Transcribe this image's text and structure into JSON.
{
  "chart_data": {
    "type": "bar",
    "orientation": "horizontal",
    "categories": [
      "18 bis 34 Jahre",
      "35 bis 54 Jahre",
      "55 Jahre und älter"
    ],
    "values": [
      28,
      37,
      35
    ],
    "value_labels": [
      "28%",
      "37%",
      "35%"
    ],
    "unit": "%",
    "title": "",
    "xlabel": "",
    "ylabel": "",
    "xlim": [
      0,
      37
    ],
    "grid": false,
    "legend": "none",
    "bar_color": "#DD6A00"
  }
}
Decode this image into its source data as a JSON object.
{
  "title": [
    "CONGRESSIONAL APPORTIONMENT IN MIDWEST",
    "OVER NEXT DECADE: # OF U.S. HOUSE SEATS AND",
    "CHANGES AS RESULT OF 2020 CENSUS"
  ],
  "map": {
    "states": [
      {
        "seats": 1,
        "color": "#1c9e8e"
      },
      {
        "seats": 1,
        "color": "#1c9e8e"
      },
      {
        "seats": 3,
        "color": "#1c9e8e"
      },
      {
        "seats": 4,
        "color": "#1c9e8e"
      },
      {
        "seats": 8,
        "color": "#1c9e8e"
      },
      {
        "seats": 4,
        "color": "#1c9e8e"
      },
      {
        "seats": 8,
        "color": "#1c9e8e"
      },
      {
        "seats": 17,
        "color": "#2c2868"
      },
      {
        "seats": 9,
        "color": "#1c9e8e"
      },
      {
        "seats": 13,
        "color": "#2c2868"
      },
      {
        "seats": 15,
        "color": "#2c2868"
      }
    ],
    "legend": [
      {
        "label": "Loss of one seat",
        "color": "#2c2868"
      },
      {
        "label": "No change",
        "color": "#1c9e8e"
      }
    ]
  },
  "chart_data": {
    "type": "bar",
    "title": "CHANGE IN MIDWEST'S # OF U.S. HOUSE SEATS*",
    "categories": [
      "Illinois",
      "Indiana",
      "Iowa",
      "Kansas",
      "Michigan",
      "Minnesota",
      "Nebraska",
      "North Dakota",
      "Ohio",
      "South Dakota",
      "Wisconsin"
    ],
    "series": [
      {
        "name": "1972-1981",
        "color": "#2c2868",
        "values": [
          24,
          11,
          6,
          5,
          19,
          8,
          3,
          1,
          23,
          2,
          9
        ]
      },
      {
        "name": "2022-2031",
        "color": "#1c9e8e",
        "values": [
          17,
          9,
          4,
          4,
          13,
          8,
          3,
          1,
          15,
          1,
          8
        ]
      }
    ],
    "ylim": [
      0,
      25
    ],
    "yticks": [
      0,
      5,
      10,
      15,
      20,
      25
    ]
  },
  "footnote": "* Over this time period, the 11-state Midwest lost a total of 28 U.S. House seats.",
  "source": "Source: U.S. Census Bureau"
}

____

__AIM OF THE EXERCISE__. Copy whichever lines in the listing above contain the word "title".

__FINAL RESULT__.
    "title": "",
  "title": [
    "title": "CHANGE IN MIDWEST'S # OF U.S. HOUSE SEATS*",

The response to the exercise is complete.